**Your goal:**
Find every line in the records that holds the string "Calculate". Copy each one.

**Dataset excerpts:**
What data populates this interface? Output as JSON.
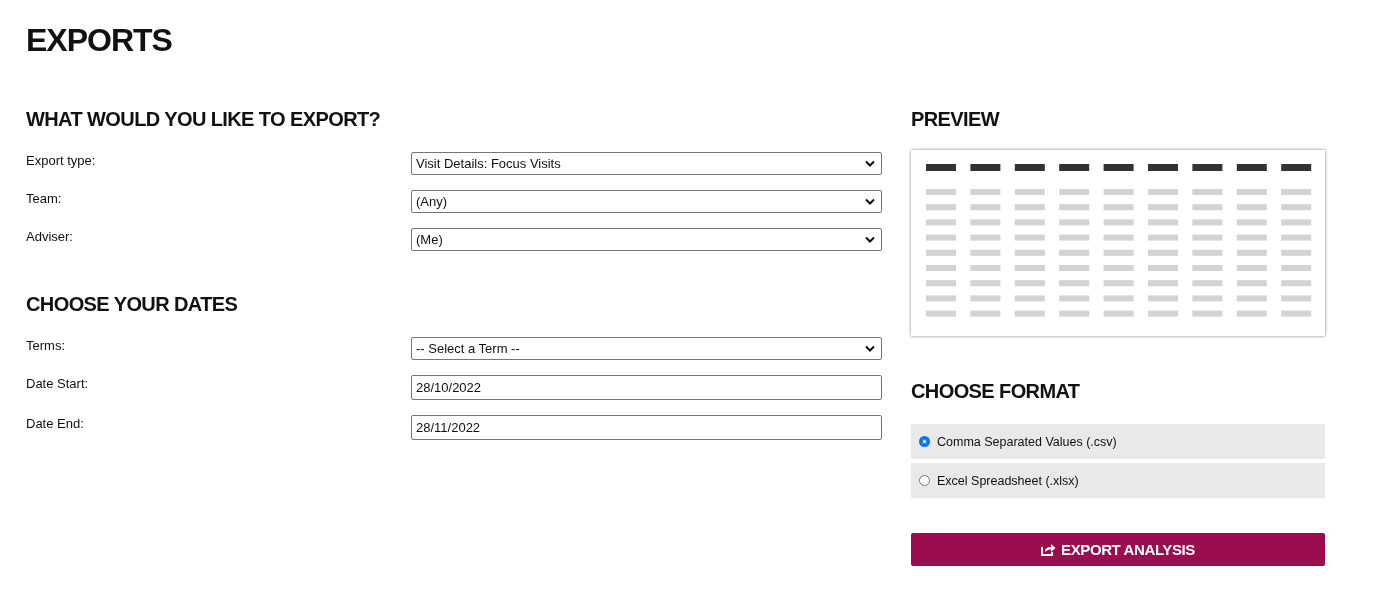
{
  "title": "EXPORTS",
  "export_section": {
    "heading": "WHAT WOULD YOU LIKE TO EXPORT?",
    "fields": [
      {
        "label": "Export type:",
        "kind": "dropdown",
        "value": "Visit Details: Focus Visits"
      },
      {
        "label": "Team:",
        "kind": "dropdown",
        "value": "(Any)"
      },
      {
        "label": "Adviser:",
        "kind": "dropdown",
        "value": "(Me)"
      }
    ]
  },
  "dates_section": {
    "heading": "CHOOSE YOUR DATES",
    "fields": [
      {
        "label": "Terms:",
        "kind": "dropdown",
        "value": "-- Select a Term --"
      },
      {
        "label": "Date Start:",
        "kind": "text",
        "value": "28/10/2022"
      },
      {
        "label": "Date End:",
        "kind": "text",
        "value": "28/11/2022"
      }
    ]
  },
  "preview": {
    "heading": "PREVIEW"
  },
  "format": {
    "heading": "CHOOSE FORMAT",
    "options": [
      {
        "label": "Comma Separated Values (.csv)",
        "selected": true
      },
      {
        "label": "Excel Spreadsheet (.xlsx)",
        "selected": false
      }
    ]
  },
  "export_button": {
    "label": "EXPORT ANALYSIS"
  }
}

==

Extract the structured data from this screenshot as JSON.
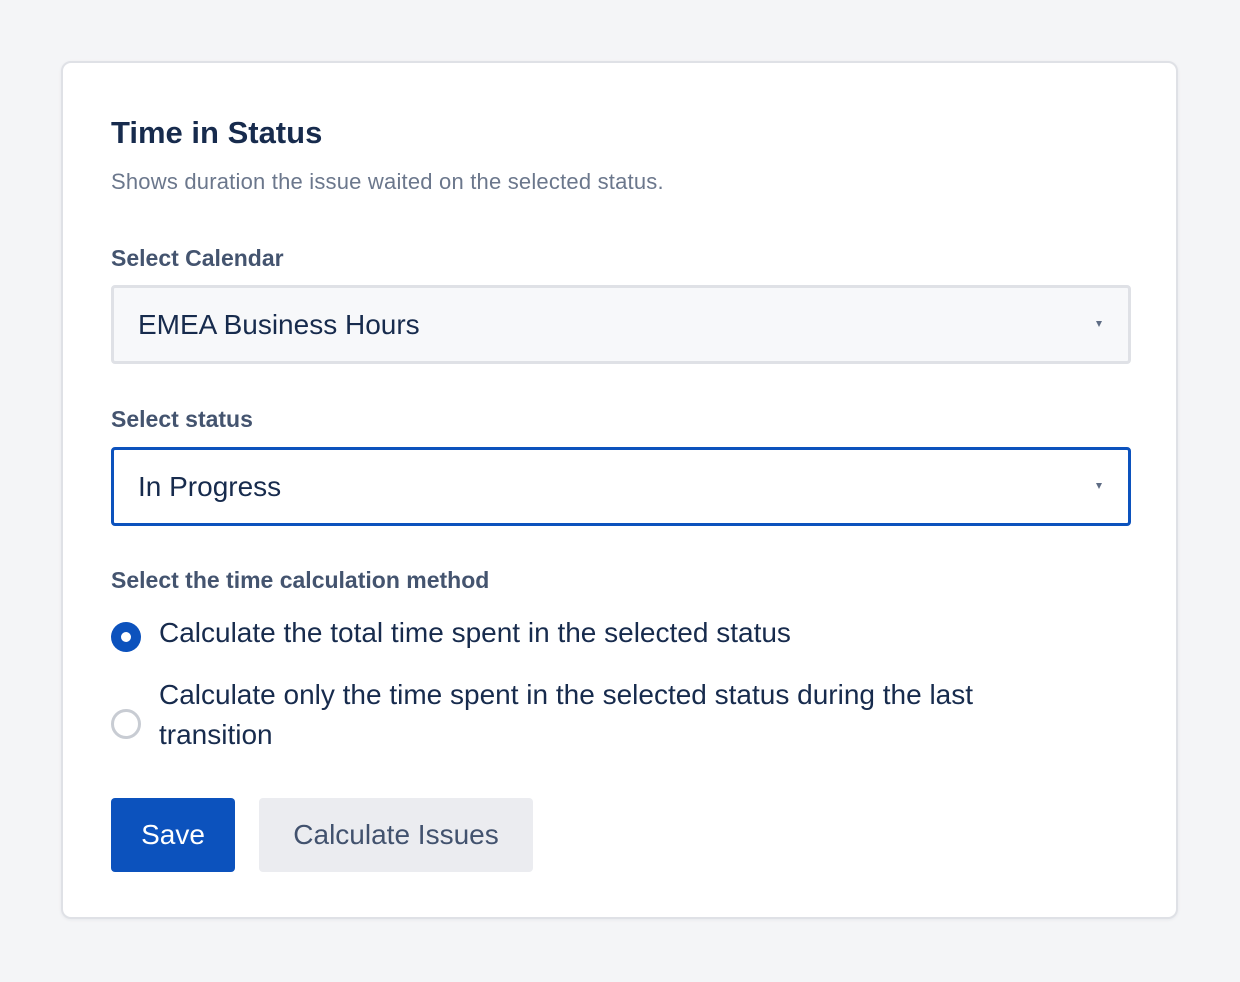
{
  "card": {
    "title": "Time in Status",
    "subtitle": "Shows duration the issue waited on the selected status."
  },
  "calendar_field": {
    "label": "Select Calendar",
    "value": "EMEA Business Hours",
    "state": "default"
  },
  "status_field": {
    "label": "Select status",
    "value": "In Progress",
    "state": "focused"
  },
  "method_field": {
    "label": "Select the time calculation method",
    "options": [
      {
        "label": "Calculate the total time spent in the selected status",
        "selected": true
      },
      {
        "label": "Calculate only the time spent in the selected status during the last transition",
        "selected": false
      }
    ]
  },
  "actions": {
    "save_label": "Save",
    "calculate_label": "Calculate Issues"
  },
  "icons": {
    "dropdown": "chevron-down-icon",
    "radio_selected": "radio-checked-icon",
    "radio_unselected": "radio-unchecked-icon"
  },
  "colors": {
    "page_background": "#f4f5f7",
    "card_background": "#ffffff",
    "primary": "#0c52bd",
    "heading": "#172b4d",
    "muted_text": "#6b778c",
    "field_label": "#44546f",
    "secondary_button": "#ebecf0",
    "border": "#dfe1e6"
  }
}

**Exercise response:**
        "label": "Calculate the total time spent in the selected status",
        "label": "Calculate only the time spent in the selected status during the last transition",
    "calculate_label": "Calculate Issues"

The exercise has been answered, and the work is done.